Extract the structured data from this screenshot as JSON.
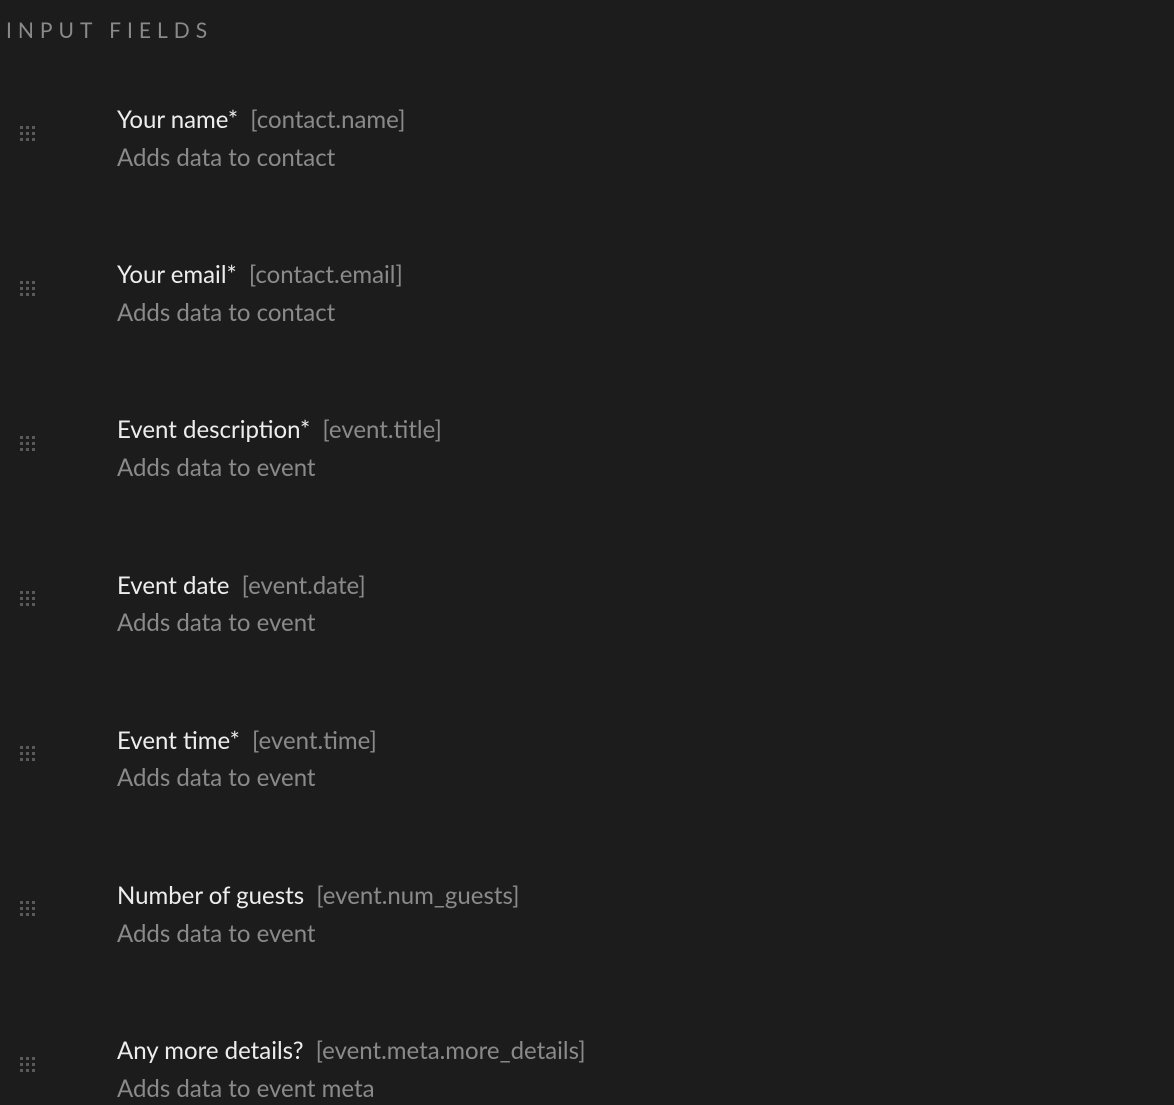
{
  "section_title": "INPUT FIELDS",
  "fields": [
    {
      "label": "Your name",
      "required": true,
      "key": "[contact.name]",
      "description": "Adds data to contact"
    },
    {
      "label": "Your email",
      "required": true,
      "key": "[contact.email]",
      "description": "Adds data to contact"
    },
    {
      "label": "Event description",
      "required": true,
      "key": "[event.title]",
      "description": "Adds data to event"
    },
    {
      "label": "Event date",
      "required": false,
      "key": "[event.date]",
      "description": "Adds data to event"
    },
    {
      "label": "Event time",
      "required": true,
      "key": "[event.time]",
      "description": "Adds data to event"
    },
    {
      "label": "Number of guests",
      "required": false,
      "key": "[event.num_guests]",
      "description": "Adds data to event"
    },
    {
      "label": "Any more details?",
      "required": false,
      "key": "[event.meta.more_details]",
      "description": "Adds data to event meta"
    }
  ]
}
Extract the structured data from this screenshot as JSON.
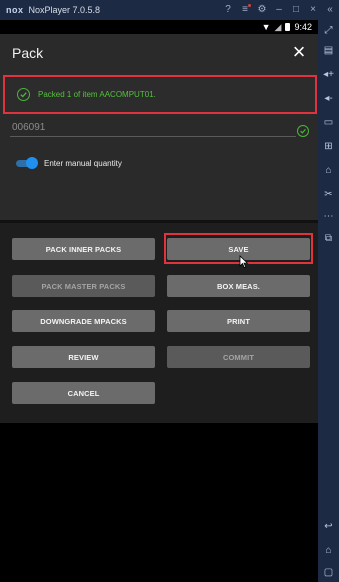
{
  "window": {
    "logo": "nox",
    "title": "NoxPlayer 7.0.5.8",
    "controls": [
      "help-icon",
      "menu-icon",
      "settings-icon",
      "minimize-icon",
      "maximize-icon",
      "close-icon",
      "collapse-icon"
    ]
  },
  "status_bar": {
    "time": "9:42"
  },
  "app_bar": {
    "title": "Pack",
    "close_icon": "×"
  },
  "toast": {
    "message": "Packed 1 of item AACOMPUT01."
  },
  "form": {
    "field_value": "006091",
    "toggle_label": "Enter manual quantity",
    "toggle_on": true
  },
  "buttons": {
    "pack_inner_packs": "PACK INNER PACKS",
    "save": "SAVE",
    "pack_master_packs": "PACK MASTER PACKS",
    "box_meas": "BOX MEAS.",
    "downgrade_mpacks": "DOWNGRADE MPACKS",
    "print": "PRINT",
    "review": "REVIEW",
    "commit": "COMMIT",
    "cancel": "CANCEL"
  },
  "colors": {
    "highlight_red": "#e0333d",
    "success_green": "#4cb63a",
    "toggle_blue": "#1f8ff0",
    "emulator_frame": "#1d2a44"
  },
  "sidebar_icons": [
    "expand-icon",
    "keyboard-icon",
    "volume-up-icon",
    "volume-down-icon",
    "screen-icon",
    "import-icon",
    "apk-icon",
    "scissors-icon",
    "more-icon",
    "external-icon",
    "back-icon",
    "home-icon",
    "recents-icon"
  ]
}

⁂

Copy every entry word for word, but omit the pictures.

§ **Solved exercise**
Extract the structured data from this screenshot as JSON.
{
  "section_title": "INPUT FIELDS",
  "fields": [
    {
      "label": "Your name",
      "required": true,
      "key": "[contact.name]",
      "description": "Adds data to contact"
    },
    {
      "label": "Your email",
      "required": true,
      "key": "[contact.email]",
      "description": "Adds data to contact"
    },
    {
      "label": "Event description",
      "required": true,
      "key": "[event.title]",
      "description": "Adds data to event"
    },
    {
      "label": "Event date",
      "required": false,
      "key": "[event.date]",
      "description": "Adds data to event"
    },
    {
      "label": "Event time",
      "required": true,
      "key": "[event.time]",
      "description": "Adds data to event"
    },
    {
      "label": "Number of guests",
      "required": false,
      "key": "[event.num_guests]",
      "description": "Adds data to event"
    },
    {
      "label": "Any more details?",
      "required": false,
      "key": "[event.meta.more_details]",
      "description": "Adds data to event meta"
    }
  ]
}
Extract the structured data from this screenshot as JSON.
{
  "window": {
    "logo": "nox",
    "title": "NoxPlayer 7.0.5.8",
    "controls": [
      "help-icon",
      "menu-icon",
      "settings-icon",
      "minimize-icon",
      "maximize-icon",
      "close-icon",
      "collapse-icon"
    ]
  },
  "status_bar": {
    "time": "9:42"
  },
  "app_bar": {
    "title": "Pack",
    "close_icon": "×"
  },
  "toast": {
    "message": "Packed 1 of item AACOMPUT01."
  },
  "form": {
    "field_value": "006091",
    "toggle_label": "Enter manual quantity",
    "toggle_on": true
  },
  "buttons": {
    "pack_inner_packs": "PACK INNER PACKS",
    "save": "SAVE",
    "pack_master_packs": "PACK MASTER PACKS",
    "box_meas": "BOX MEAS.",
    "downgrade_mpacks": "DOWNGRADE MPACKS",
    "print": "PRINT",
    "review": "REVIEW",
    "commit": "COMMIT",
    "cancel": "CANCEL"
  },
  "colors": {
    "highlight_red": "#e0333d",
    "success_green": "#4cb63a",
    "toggle_blue": "#1f8ff0",
    "emulator_frame": "#1d2a44"
  },
  "sidebar_icons": [
    "expand-icon",
    "keyboard-icon",
    "volume-up-icon",
    "volume-down-icon",
    "screen-icon",
    "import-icon",
    "apk-icon",
    "scissors-icon",
    "more-icon",
    "external-icon",
    "back-icon",
    "home-icon",
    "recents-icon"
  ]
}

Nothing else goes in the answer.